Records from a dataset
════

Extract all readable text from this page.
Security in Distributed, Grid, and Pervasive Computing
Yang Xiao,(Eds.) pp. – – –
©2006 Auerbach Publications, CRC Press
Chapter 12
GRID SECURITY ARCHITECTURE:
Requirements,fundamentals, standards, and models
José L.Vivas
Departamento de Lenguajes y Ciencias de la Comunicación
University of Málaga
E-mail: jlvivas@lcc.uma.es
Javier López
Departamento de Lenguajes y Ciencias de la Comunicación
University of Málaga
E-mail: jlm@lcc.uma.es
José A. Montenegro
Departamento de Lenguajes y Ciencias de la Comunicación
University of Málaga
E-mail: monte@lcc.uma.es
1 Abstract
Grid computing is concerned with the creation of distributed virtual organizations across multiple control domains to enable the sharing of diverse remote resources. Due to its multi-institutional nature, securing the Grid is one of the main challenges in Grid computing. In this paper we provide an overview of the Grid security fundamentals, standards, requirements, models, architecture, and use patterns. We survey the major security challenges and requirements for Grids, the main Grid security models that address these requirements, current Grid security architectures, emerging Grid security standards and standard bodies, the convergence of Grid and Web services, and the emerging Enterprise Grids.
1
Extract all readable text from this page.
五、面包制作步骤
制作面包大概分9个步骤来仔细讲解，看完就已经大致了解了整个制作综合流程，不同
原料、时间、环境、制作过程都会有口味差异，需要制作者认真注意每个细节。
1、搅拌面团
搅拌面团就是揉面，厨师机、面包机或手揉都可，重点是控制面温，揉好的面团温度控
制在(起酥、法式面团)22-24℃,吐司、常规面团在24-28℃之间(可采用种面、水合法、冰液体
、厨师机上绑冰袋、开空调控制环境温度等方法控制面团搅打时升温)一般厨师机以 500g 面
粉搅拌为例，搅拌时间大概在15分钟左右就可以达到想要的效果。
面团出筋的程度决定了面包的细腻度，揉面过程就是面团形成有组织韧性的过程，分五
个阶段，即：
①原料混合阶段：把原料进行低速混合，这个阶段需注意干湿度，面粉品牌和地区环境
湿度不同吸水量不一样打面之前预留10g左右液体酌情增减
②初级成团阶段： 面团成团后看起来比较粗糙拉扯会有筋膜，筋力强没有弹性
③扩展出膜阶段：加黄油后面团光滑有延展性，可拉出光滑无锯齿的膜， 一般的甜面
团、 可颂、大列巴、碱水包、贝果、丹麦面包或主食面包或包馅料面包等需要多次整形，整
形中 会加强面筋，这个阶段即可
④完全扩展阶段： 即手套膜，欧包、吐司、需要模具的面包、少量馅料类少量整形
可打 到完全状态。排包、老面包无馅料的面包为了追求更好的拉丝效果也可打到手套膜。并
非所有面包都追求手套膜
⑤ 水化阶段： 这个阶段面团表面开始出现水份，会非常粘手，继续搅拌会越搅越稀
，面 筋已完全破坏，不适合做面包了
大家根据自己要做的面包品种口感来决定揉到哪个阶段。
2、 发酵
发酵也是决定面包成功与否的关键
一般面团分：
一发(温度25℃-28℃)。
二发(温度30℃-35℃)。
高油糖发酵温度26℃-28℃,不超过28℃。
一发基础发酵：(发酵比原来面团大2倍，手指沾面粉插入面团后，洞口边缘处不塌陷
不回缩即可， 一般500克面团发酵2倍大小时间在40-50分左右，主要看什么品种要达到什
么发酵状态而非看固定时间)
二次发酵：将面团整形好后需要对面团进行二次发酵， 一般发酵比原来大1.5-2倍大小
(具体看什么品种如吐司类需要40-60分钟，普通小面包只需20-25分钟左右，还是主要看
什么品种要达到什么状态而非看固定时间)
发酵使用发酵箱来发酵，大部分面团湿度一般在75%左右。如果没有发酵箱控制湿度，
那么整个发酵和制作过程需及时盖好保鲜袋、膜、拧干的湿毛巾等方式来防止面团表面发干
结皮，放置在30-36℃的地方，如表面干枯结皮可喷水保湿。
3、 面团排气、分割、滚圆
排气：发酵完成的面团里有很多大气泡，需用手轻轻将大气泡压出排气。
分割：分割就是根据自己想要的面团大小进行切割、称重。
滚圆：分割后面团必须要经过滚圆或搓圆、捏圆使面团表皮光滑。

════

• [Aim of the exercise]:
Repeat every record exactly as written, please.

• [Result of this exercise]:
Extract all readable text from this page.
Security in Distributed, Grid, and Pervasive Computing
Yang Xiao,(Eds.) pp. – – –
©2006 Auerbach Publications, CRC Press
Chapter 12
GRID SECURITY ARCHITECTURE:
Requirements,fundamentals, standards, and models
José L.Vivas
Departamento de Lenguajes y Ciencias de la Comunicación
University of Málaga
E-mail: jlvivas@lcc.uma.es
Javier López
Departamento de Lenguajes y Ciencias de la Comunicación
University of Málaga
E-mail: jlm@lcc.uma.es
José A. Montenegro
Departamento de Lenguajes y Ciencias de la Comunicación
University of Málaga
E-mail: monte@lcc.uma.es
1 Abstract
Grid computing is concerned with the creation of distributed virtual organizations across multiple control domains to enable the sharing of diverse remote resources. Due to its multi-institutional nature, securing the Grid is one of the main challenges in Grid computing. In this paper we provide an overview of the Grid security fundamentals, standards, requirements, models, architecture, and use patterns. We survey the major security challenges and requirements for Grids, the main Grid security models that address these requirements, current Grid security architectures, emerging Grid security standards and standard bodies, the convergence of Grid and Web services, and the emerging Enterprise Grids.
1
Extract all readable text from this page.
五、面包制作步骤
制作面包大概分9个步骤来仔细讲解，看完就已经大致了解了整个制作综合流程，不同
原料、时间、环境、制作过程都会有口味差异，需要制作者认真注意每个细节。
1、搅拌面团
搅拌面团就是揉面，厨师机、面包机或手揉都可，重点是控制面温，揉好的面团温度控
制在(起酥、法式面团)22-24℃,吐司、常规面团在24-28℃之间(可采用种面、水合法、冰液体
、厨师机上绑冰袋、开空调控制环境温度等方法控制面团搅打时升温)一般厨师机以 500g 面
粉搅拌为例，搅拌时间大概在15分钟左右就可以达到想要的效果。
面团出筋的程度决定了面包的细腻度，揉面过程就是面团形成有组织韧性的过程，分五
个阶段，即：
①原料混合阶段：把原料进行低速混合，这个阶段需注意干湿度，面粉品牌和地区环境
湿度不同吸水量不一样打面之前预留10g左右液体酌情增减
②初级成团阶段： 面团成团后看起来比较粗糙拉扯会有筋膜，筋力强没有弹性
③扩展出膜阶段：加黄油后面团光滑有延展性，可拉出光滑无锯齿的膜， 一般的甜面
团、 可颂、大列巴、碱水包、贝果、丹麦面包或主食面包或包馅料面包等需要多次整形，整
形中 会加强面筋，这个阶段即可
④完全扩展阶段： 即手套膜，欧包、吐司、需要模具的面包、少量馅料类少量整形
可打 到完全状态。排包、老面包无馅料的面包为了追求更好的拉丝效果也可打到手套膜。并
非所有面包都追求手套膜
⑤ 水化阶段： 这个阶段面团表面开始出现水份，会非常粘手，继续搅拌会越搅越稀
，面 筋已完全破坏，不适合做面包了
大家根据自己要做的面包品种口感来决定揉到哪个阶段。
2、 发酵
发酵也是决定面包成功与否的关键
一般面团分：
一发(温度25℃-28℃)。
二发(温度30℃-35℃)。
高油糖发酵温度26℃-28℃,不超过28℃。
一发基础发酵：(发酵比原来面团大2倍，手指沾面粉插入面团后，洞口边缘处不塌陷
不回缩即可， 一般500克面团发酵2倍大小时间在40-50分左右，主要看什么品种要达到什
么发酵状态而非看固定时间)
二次发酵：将面团整形好后需要对面团进行二次发酵， 一般发酵比原来大1.5-2倍大小
(具体看什么品种如吐司类需要40-60分钟，普通小面包只需20-25分钟左右，还是主要看
什么品种要达到什么状态而非看固定时间)
发酵使用发酵箱来发酵，大部分面团湿度一般在75%左右。如果没有发酵箱控制湿度，
那么整个发酵和制作过程需及时盖好保鲜袋、膜、拧干的湿毛巾等方式来防止面团表面发干
结皮，放置在30-36℃的地方，如表面干枯结皮可喷水保湿。
3、 面团排气、分割、滚圆
排气：发酵完成的面团里有很多大气泡，需用手轻轻将大气泡压出排气。
分割：分割就是根据自己想要的面团大小进行切割、称重。
滚圆：分割后面团必须要经过滚圆或搓圆、捏圆使面团表皮光滑。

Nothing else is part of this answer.